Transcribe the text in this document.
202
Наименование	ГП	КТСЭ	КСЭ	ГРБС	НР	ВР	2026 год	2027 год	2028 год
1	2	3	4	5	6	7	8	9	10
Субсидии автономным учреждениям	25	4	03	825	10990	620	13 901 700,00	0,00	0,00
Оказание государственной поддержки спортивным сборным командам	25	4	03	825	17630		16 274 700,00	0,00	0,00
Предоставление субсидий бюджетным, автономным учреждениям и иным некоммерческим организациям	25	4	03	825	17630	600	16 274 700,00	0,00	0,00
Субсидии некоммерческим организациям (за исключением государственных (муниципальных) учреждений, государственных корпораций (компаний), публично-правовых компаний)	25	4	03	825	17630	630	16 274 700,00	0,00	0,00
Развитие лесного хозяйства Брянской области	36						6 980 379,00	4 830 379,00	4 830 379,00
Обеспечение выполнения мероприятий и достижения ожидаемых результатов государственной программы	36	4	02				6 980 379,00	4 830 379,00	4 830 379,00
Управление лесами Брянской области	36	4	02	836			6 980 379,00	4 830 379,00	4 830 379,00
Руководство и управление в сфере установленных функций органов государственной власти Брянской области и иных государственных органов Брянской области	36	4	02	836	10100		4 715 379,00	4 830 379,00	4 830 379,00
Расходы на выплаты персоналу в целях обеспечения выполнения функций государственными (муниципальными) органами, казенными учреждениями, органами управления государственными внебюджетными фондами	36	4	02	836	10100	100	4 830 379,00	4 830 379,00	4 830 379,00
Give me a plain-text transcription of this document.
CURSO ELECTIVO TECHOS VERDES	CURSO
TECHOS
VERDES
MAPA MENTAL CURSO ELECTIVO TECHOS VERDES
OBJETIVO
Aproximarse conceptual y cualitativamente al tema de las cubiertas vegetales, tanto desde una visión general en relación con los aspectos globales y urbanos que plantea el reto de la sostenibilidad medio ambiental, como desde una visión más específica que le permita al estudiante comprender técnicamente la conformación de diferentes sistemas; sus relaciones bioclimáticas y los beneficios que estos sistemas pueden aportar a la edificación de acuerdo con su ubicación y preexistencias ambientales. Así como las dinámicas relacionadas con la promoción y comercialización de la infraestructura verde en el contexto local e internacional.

-----

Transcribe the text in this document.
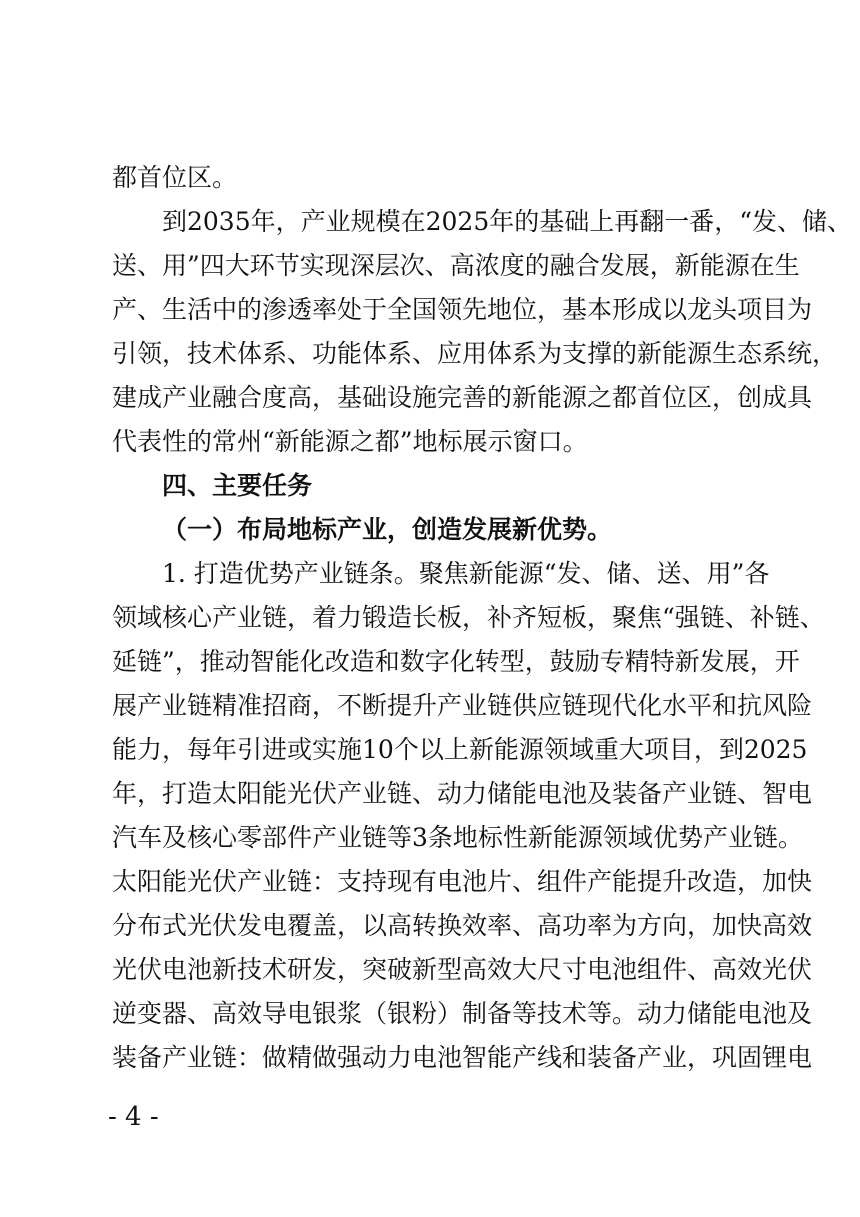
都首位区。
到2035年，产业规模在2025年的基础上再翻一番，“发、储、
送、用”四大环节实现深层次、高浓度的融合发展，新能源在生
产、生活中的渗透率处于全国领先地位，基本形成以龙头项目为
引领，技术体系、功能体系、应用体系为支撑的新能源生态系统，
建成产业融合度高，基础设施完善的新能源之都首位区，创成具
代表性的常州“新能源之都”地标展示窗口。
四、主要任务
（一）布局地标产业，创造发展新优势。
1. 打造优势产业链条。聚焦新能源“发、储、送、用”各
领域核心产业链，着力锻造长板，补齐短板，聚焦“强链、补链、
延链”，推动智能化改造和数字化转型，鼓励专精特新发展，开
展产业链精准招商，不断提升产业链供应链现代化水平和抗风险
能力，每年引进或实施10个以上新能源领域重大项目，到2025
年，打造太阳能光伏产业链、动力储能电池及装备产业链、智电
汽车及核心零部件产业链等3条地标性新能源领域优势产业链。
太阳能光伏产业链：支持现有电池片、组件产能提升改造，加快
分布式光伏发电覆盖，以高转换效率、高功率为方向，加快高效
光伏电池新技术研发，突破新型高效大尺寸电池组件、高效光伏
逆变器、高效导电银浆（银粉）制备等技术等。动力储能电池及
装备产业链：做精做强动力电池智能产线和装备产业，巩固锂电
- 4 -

-----

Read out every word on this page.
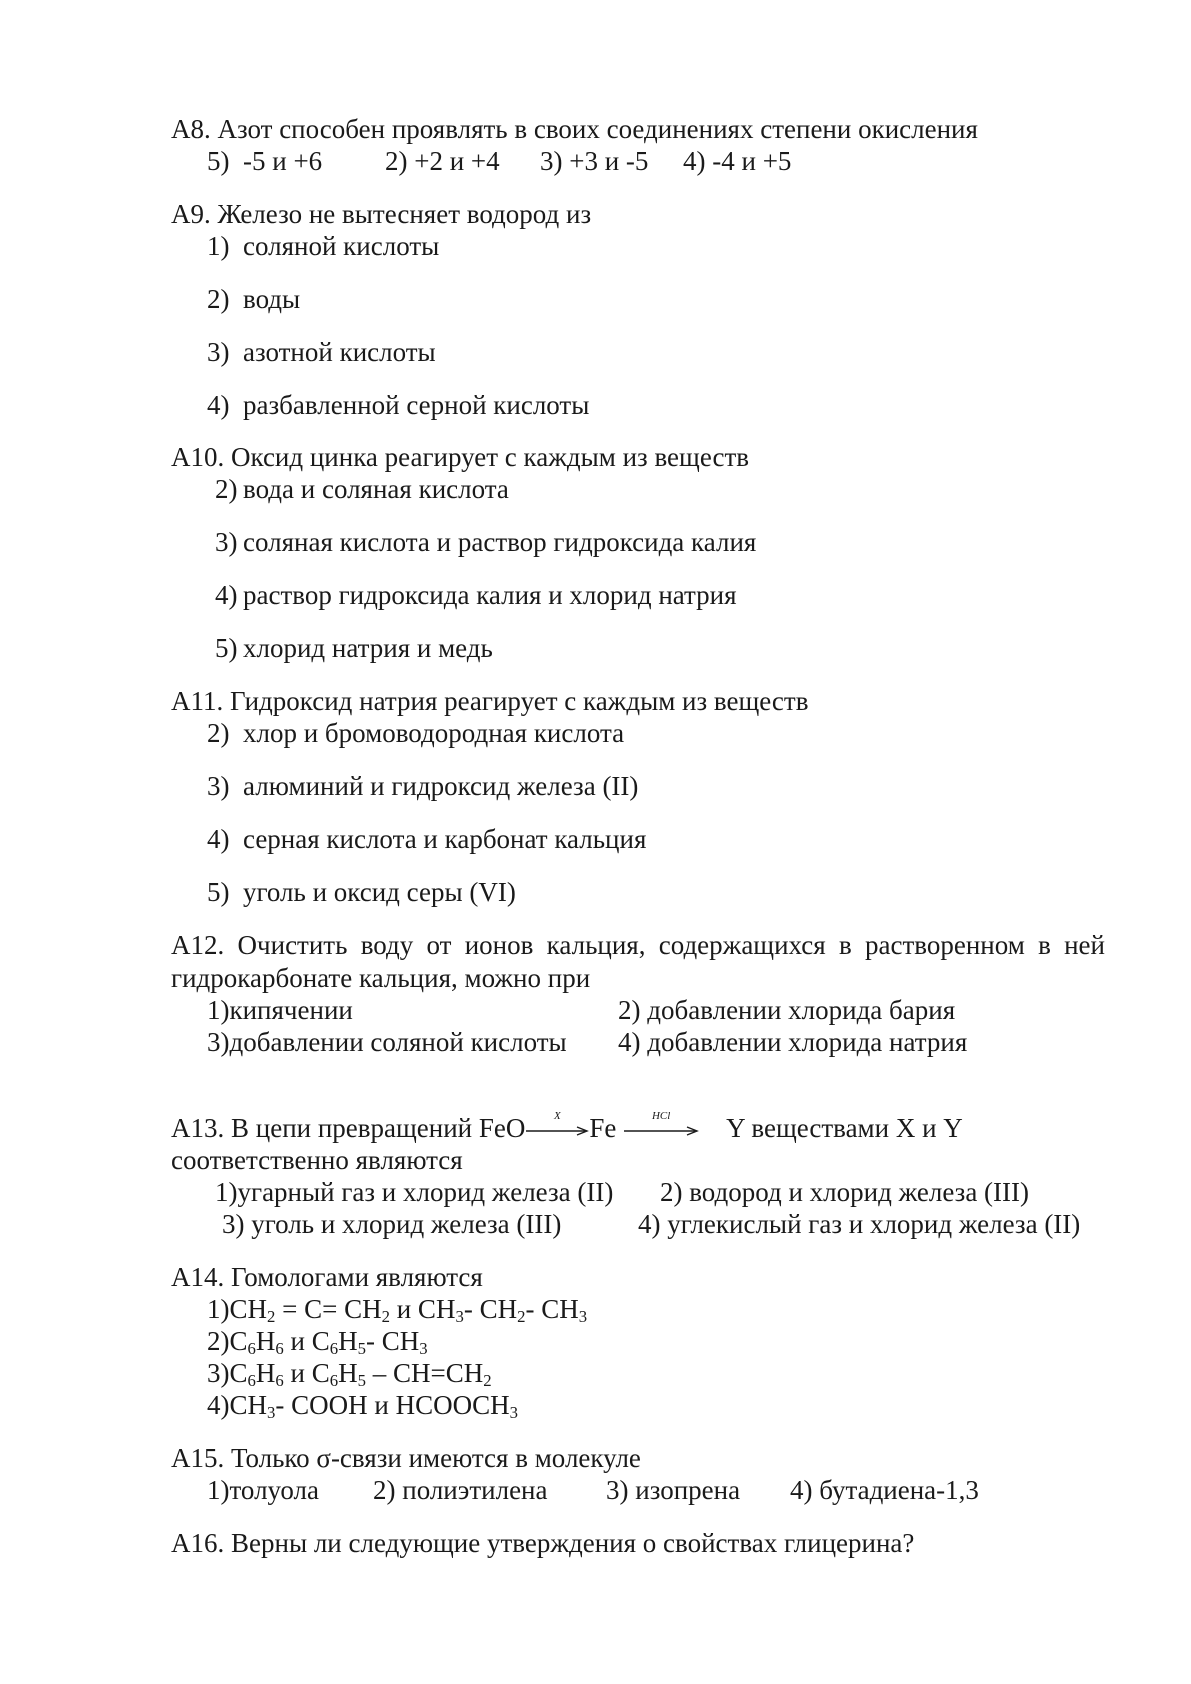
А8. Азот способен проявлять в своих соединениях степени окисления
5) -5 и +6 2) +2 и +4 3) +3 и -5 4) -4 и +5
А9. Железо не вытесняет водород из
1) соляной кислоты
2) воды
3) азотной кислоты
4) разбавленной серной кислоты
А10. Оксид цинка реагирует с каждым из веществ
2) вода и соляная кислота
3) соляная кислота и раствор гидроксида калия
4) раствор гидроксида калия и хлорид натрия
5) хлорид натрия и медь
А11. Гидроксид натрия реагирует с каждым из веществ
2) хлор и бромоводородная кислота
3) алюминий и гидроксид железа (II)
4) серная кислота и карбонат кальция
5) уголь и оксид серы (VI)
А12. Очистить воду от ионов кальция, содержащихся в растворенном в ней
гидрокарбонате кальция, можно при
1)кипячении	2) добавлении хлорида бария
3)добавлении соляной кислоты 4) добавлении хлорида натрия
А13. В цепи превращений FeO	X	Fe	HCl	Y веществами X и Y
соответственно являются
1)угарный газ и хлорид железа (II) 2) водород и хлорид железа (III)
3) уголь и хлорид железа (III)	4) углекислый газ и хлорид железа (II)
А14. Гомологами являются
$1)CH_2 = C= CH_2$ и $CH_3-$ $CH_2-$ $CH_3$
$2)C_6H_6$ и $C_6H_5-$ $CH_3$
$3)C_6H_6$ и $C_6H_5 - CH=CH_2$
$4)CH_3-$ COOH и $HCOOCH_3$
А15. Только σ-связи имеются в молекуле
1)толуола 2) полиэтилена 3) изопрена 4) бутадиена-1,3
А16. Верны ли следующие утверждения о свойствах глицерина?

-----

Collect every line with the string "уголь" from the records, and copy each.

● **SOLUTION FOR THIS TASK**:
5) уголь и оксид серы (VI)
3) уголь и хлорид железа (III)	4) углекислый газ и хлорид железа (II)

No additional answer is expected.